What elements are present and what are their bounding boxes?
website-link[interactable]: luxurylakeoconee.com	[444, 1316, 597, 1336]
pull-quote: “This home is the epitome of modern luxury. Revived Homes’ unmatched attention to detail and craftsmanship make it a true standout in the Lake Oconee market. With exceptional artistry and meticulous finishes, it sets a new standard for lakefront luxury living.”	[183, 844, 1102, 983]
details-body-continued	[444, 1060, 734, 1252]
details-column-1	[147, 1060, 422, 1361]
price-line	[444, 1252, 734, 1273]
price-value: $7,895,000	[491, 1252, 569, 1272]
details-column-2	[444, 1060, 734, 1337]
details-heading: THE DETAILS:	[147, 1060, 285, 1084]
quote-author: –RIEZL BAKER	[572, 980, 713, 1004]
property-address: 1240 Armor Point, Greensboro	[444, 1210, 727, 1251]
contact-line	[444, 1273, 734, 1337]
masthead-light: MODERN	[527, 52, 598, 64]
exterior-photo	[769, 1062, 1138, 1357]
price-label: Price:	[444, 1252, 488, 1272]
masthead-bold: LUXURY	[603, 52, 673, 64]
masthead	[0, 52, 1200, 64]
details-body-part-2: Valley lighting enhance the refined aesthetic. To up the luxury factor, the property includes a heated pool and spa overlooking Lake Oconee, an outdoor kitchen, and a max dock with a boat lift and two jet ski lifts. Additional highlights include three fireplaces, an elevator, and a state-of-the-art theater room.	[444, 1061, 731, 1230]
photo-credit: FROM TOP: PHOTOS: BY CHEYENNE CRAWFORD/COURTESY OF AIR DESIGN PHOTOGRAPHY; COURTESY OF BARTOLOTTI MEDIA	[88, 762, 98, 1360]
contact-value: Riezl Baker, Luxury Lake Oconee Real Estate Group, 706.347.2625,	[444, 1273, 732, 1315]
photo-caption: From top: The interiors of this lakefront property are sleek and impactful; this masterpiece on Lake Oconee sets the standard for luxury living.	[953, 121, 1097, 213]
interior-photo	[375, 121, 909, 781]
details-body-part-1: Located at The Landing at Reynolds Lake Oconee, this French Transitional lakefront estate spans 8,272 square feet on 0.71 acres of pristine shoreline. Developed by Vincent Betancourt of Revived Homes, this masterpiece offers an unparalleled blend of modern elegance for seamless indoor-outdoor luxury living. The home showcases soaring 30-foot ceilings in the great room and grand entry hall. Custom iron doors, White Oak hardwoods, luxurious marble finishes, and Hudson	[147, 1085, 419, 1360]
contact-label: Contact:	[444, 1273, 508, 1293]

Stated task » Set out every line of the records above as a numbered list, omitting any blank lines.

Written solution »
1. What elements are present and what are their bounding boxes?
2. website-link[interactable]: luxurylakeoconee.com	[444, 1316, 597, 1336]
3. pull-quote: “This home is the epitome of modern luxury. Revived Homes’ unmatched attention to detail and craftsmanship make it a true standout in the Lake Oconee market. With exceptional artistry and meticulous finishes, it sets a new standard for lakefront luxury living.”	[183, 844, 1102, 983]
4. details-body-continued	[444, 1060, 734, 1252]
5. details-column-1	[147, 1060, 422, 1361]
6. price-line	[444, 1252, 734, 1273]
7. price-value: $7,895,000	[491, 1252, 569, 1272]
8. details-column-2	[444, 1060, 734, 1337]
9. details-heading: THE DETAILS:	[147, 1060, 285, 1084]
10. quote-author: –RIEZL BAKER	[572, 980, 713, 1004]
11. property-address: 1240 Armor Point, Greensboro	[444, 1210, 727, 1251]
12. contact-line	[444, 1273, 734, 1337]
13. masthead-light: MODERN	[527, 52, 598, 64]
14. exterior-photo	[769, 1062, 1138, 1357]
15. price-label: Price:	[444, 1252, 488, 1272]
16. masthead-bold: LUXURY	[603, 52, 673, 64]
17. masthead	[0, 52, 1200, 64]
18. details-body-part-2: Valley lighting enhance the refined aesthetic. To up the luxury factor, the property includes a heated pool and spa overlooking Lake Oconee, an outdoor kitchen, and a max dock with a boat lift and two jet ski lifts. Additional highlights include three fireplaces, an elevator, and a state-of-the-art theater room.	[444, 1061, 731, 1230]
19. photo-credit: FROM TOP: PHOTOS: BY CHEYENNE CRAWFORD/COURTESY OF AIR DESIGN PHOTOGRAPHY; COURTESY OF BARTOLOTTI MEDIA	[88, 762, 98, 1360]
20. contact-value: Riezl Baker, Luxury Lake Oconee Real Estate Group, 706.347.2625,	[444, 1273, 732, 1315]
21. photo-caption: From top: The interiors of this lakefront property are sleek and impactful; this masterpiece on Lake Oconee sets the standard for luxury living.	[953, 121, 1097, 213]
22. interior-photo	[375, 121, 909, 781]
23. details-body-part-1: Located at The Landing at Reynolds Lake Oconee, this French Transitional lakefront estate spans 8,272 square feet on 0.71 acres of pristine shoreline. Developed by Vincent Betancourt of Revived Homes, this masterpiece offers an unparalleled blend of modern elegance for seamless indoor-outdoor luxury living. The home showcases soaring 30-foot ceilings in the great room and grand entry hall. Custom iron doors, White Oak hardwoods, luxurious marble finishes, and Hudson	[147, 1085, 419, 1360]
24. contact-label: Contact:	[444, 1273, 508, 1293]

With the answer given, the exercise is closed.